(Stored data)
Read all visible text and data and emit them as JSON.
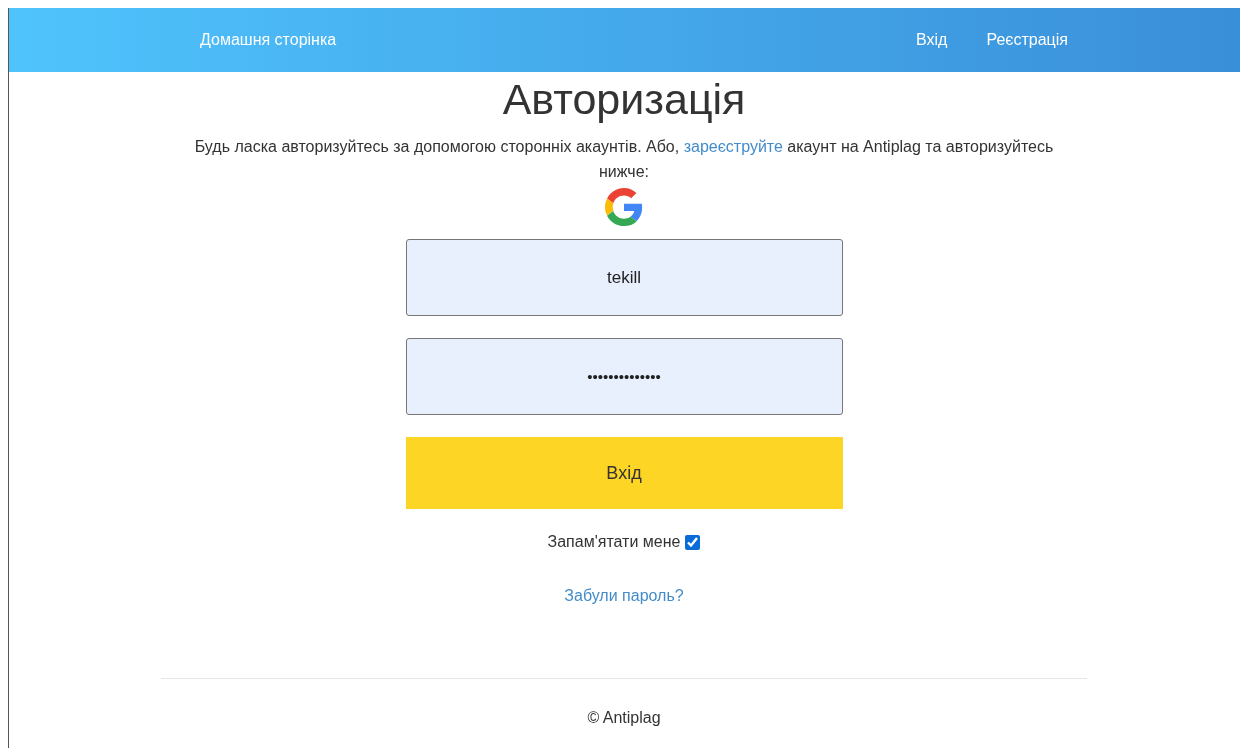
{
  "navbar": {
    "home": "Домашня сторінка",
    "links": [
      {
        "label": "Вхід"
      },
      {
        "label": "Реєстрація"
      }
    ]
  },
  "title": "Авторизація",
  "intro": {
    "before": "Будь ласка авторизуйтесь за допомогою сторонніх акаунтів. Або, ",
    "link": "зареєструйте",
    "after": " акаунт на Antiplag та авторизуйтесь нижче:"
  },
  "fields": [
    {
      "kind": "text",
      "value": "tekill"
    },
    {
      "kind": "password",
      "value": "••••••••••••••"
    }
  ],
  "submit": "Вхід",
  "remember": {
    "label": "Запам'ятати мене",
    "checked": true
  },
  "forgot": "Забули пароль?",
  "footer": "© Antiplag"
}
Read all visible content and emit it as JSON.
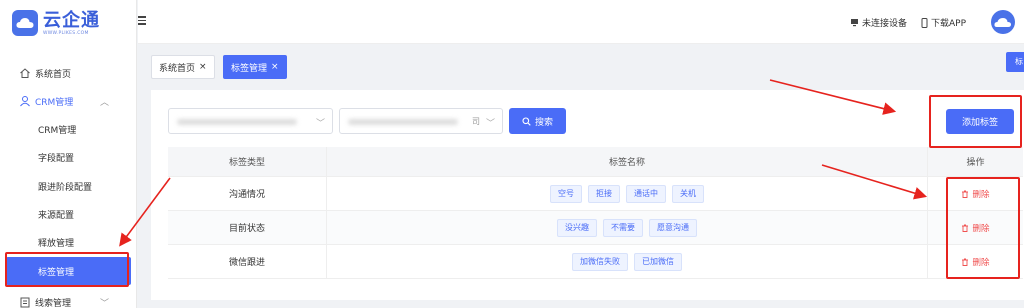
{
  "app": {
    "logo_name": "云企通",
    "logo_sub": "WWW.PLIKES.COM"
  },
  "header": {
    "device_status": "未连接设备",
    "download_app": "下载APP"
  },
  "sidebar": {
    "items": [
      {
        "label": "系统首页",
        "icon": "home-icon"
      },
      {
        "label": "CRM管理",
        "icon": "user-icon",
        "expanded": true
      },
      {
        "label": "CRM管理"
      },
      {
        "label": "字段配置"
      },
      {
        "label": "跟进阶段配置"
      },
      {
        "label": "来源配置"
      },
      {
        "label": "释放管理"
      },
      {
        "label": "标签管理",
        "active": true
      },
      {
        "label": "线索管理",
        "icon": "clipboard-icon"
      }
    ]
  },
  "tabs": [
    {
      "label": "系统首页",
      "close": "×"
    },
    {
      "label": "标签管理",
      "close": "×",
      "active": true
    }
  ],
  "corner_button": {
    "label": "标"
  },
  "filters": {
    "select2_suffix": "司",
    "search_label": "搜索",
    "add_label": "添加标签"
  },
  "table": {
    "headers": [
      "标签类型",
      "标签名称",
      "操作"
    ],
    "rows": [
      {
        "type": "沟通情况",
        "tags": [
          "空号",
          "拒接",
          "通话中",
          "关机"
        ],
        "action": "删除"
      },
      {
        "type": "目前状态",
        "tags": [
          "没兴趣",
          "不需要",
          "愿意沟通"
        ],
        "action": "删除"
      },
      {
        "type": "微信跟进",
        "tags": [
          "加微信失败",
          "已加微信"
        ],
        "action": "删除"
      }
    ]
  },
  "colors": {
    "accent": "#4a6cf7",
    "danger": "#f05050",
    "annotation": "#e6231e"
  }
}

...

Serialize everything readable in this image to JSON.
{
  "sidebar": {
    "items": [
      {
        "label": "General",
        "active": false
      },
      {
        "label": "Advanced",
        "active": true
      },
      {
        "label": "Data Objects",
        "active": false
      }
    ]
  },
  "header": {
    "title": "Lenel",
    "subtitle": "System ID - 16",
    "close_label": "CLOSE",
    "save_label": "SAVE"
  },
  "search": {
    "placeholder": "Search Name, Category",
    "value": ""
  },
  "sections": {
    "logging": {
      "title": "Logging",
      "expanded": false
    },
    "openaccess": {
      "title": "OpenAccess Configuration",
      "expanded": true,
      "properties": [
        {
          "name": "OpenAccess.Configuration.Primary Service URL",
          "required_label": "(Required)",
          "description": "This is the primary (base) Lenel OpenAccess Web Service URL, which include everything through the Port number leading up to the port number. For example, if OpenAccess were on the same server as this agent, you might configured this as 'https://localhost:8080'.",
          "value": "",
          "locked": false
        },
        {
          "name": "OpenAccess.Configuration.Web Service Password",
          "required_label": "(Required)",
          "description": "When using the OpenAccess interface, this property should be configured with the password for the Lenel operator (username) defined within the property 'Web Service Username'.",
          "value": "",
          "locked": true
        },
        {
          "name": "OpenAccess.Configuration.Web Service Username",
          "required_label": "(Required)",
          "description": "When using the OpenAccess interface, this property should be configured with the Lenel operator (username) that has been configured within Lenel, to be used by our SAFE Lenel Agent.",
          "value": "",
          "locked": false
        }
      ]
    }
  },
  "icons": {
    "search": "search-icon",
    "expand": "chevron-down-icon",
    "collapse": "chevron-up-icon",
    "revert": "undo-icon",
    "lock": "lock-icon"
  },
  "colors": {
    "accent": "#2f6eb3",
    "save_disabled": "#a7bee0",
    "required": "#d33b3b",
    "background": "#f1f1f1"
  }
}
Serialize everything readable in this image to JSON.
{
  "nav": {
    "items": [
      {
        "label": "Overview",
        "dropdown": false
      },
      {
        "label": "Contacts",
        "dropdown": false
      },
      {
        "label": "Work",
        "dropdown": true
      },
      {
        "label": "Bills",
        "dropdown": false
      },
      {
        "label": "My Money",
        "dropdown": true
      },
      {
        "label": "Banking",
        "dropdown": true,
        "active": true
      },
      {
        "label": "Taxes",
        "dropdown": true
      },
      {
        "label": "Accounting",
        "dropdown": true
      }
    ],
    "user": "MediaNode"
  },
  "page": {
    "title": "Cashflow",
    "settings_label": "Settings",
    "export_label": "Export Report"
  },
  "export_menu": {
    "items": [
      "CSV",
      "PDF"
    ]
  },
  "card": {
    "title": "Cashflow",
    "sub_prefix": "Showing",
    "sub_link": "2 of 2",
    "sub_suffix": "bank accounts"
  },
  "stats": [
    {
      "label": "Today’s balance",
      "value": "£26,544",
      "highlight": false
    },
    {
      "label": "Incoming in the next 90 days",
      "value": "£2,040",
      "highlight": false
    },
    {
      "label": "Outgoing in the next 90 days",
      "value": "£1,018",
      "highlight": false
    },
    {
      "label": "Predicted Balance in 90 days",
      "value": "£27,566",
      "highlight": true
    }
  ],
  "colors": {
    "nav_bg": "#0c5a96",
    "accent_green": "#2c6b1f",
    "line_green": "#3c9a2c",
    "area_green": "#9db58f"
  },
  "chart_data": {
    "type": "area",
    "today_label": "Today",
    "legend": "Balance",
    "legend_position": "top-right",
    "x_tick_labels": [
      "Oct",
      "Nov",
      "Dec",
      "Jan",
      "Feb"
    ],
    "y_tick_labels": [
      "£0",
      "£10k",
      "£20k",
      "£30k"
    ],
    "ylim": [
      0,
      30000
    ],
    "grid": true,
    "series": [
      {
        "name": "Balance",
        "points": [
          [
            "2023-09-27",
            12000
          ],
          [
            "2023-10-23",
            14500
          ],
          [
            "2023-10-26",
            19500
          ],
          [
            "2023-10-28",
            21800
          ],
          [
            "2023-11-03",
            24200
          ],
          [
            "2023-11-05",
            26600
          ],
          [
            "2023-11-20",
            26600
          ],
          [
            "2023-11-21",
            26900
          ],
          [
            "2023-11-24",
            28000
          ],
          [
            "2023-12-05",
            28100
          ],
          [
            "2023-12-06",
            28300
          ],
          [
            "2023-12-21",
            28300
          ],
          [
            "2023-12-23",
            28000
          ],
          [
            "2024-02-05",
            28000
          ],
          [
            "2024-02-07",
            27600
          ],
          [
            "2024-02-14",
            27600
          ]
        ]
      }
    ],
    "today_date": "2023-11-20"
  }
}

---

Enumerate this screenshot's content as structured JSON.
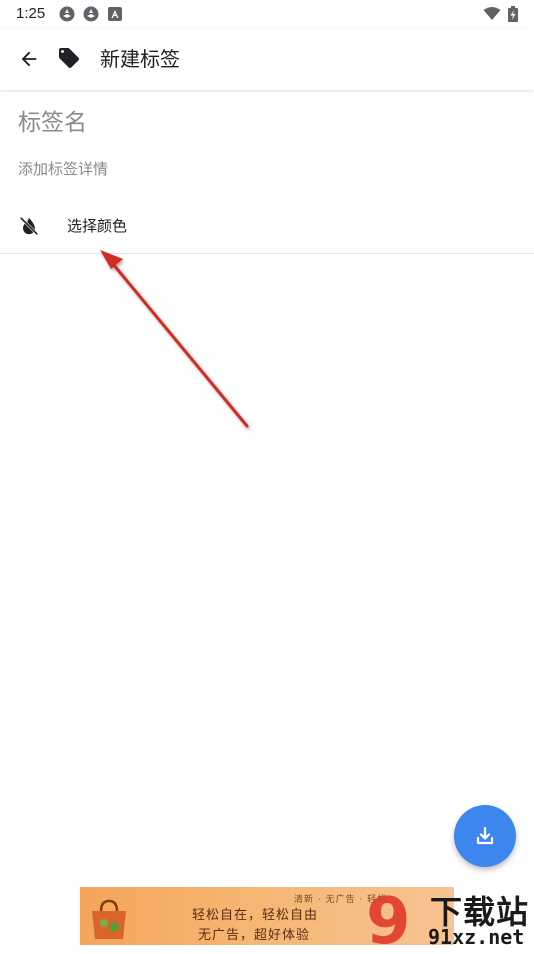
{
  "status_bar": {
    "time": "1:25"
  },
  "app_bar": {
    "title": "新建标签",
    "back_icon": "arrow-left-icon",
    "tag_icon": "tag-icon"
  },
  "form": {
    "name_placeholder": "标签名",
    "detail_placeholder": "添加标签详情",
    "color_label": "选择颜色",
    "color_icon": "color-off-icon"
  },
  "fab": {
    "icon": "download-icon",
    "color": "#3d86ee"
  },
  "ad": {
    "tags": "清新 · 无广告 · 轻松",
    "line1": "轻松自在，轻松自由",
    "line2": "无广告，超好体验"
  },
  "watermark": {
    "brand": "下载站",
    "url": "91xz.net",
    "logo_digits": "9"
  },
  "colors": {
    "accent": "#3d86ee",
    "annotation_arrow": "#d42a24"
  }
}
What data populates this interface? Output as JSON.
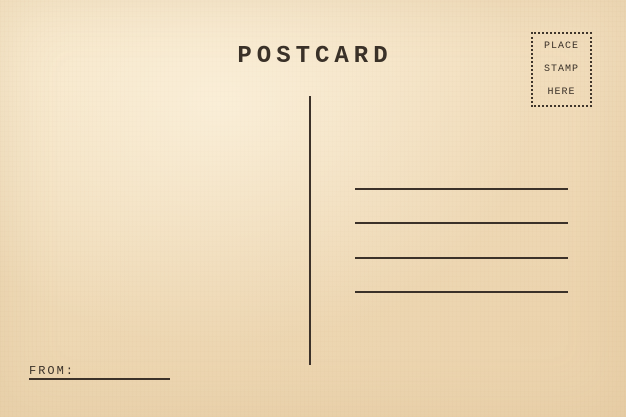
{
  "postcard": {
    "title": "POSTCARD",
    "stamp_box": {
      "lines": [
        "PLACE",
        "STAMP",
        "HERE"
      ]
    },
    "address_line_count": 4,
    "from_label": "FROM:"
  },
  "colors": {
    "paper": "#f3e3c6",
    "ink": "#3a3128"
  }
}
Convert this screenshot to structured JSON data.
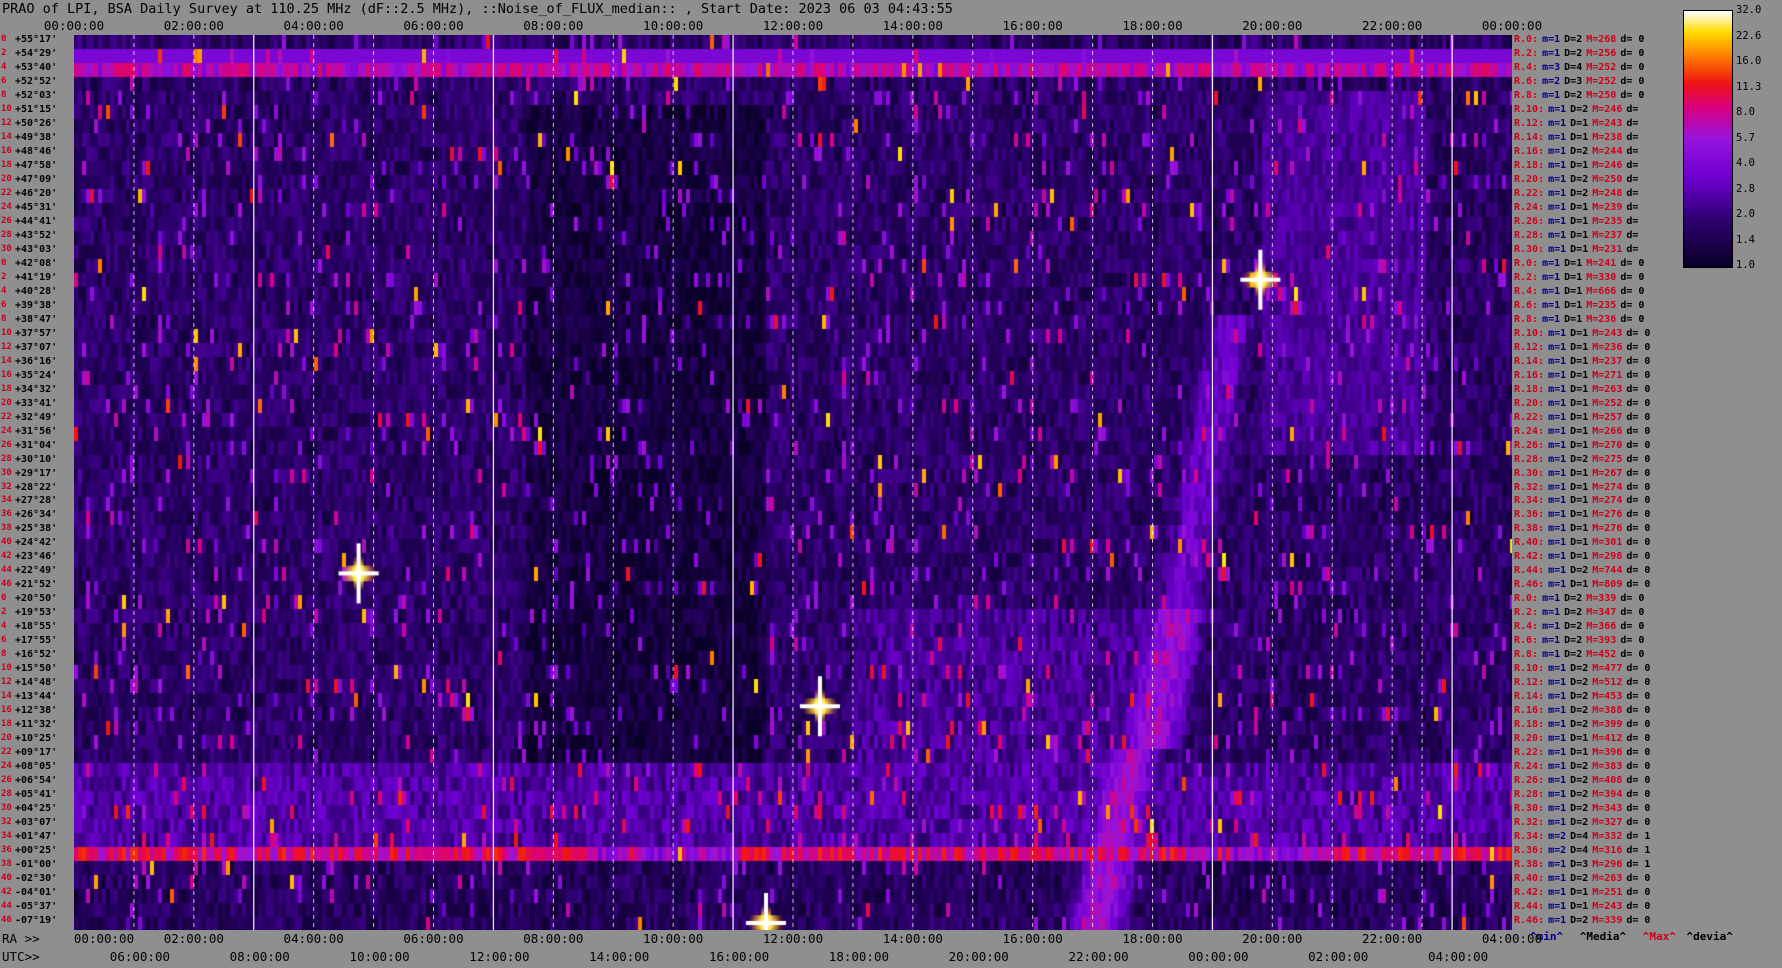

REQUIRED WORK ▸ With the pictures removed from your copy, retype the lines above from the one that contains "What data populates" through the one that contains "Convert this screenshot", exactly.

ANSWER IN FULL ▸
What data populates this interface? Output as JSON.
{
  "postcard": {
    "title": "POSTCARD",
    "stamp_box": {
      "lines": [
        "PLACE",
        "STAMP",
        "HERE"
      ]
    },
    "address_line_count": 4,
    "from_label": "FROM:"
  },
  "colors": {
    "paper": "#f3e3c6",
    "ink": "#3a3128"
  }
}
Convert this screenshot to structured JSON data.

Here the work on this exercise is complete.